■ WHAT YOU ARE ASKED TO DO
Transcribe every line exactly and omit anything that is a picture.

■ ENTRIES PROVIDED

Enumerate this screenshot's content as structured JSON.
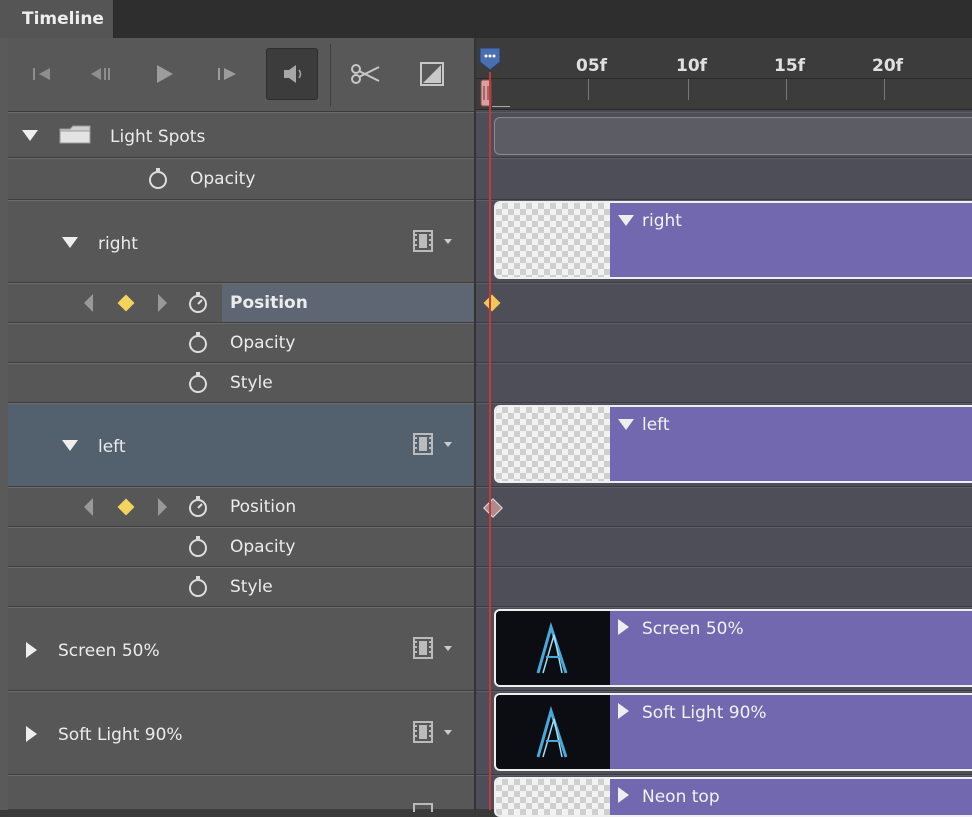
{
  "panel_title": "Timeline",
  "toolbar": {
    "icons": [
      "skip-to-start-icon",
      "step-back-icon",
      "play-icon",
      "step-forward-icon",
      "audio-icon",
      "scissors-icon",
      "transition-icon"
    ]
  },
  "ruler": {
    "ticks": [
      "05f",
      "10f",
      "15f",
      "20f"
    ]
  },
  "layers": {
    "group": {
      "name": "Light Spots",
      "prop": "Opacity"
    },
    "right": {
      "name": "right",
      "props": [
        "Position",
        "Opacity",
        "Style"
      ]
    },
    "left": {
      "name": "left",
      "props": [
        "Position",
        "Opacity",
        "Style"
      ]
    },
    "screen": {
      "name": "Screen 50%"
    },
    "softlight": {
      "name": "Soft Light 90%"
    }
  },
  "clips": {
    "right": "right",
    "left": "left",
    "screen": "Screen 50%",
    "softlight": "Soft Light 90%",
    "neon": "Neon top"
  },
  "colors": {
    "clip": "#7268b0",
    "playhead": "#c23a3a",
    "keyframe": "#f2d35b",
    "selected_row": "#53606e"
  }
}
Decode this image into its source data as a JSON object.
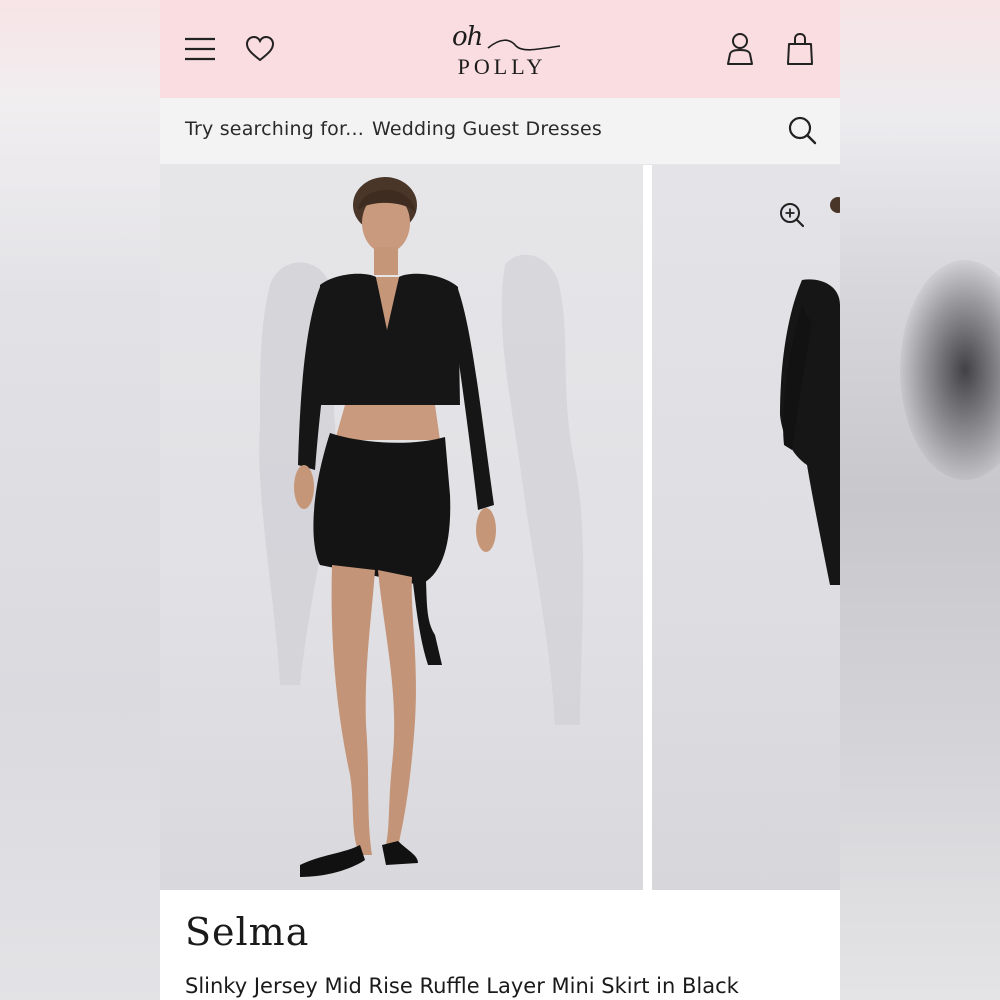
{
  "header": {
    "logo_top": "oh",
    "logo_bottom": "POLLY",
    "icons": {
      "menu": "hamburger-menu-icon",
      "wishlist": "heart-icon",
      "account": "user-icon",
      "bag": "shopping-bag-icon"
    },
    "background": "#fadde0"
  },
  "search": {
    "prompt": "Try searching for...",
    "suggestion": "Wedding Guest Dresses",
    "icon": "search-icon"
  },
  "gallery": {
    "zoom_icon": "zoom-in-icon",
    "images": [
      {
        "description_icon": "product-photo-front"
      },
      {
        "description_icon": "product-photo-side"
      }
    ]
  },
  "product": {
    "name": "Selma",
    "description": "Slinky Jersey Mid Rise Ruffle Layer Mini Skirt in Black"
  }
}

■ REPLY TO THE EXERCISE
Enumerate this screenshot's content as structured JSON.
{
  "panel_title": "Timeline",
  "toolbar": {
    "icons": [
      "skip-to-start-icon",
      "step-back-icon",
      "play-icon",
      "step-forward-icon",
      "audio-icon",
      "scissors-icon",
      "transition-icon"
    ]
  },
  "ruler": {
    "ticks": [
      "05f",
      "10f",
      "15f",
      "20f"
    ]
  },
  "layers": {
    "group": {
      "name": "Light Spots",
      "prop": "Opacity"
    },
    "right": {
      "name": "right",
      "props": [
        "Position",
        "Opacity",
        "Style"
      ]
    },
    "left": {
      "name": "left",
      "props": [
        "Position",
        "Opacity",
        "Style"
      ]
    },
    "screen": {
      "name": "Screen 50%"
    },
    "softlight": {
      "name": "Soft Light 90%"
    }
  },
  "clips": {
    "right": "right",
    "left": "left",
    "screen": "Screen 50%",
    "softlight": "Soft Light 90%",
    "neon": "Neon top"
  },
  "colors": {
    "clip": "#7268b0",
    "playhead": "#c23a3a",
    "keyframe": "#f2d35b",
    "selected_row": "#53606e"
  }
}
Decode this image into its source data as a JSON object.
{
  "header": {
    "logo_top": "oh",
    "logo_bottom": "POLLY",
    "icons": {
      "menu": "hamburger-menu-icon",
      "wishlist": "heart-icon",
      "account": "user-icon",
      "bag": "shopping-bag-icon"
    },
    "background": "#fadde0"
  },
  "search": {
    "prompt": "Try searching for...",
    "suggestion": "Wedding Guest Dresses",
    "icon": "search-icon"
  },
  "gallery": {
    "zoom_icon": "zoom-in-icon",
    "images": [
      {
        "description_icon": "product-photo-front"
      },
      {
        "description_icon": "product-photo-side"
      }
    ]
  },
  "product": {
    "name": "Selma",
    "description": "Slinky Jersey Mid Rise Ruffle Layer Mini Skirt in Black"
  }
}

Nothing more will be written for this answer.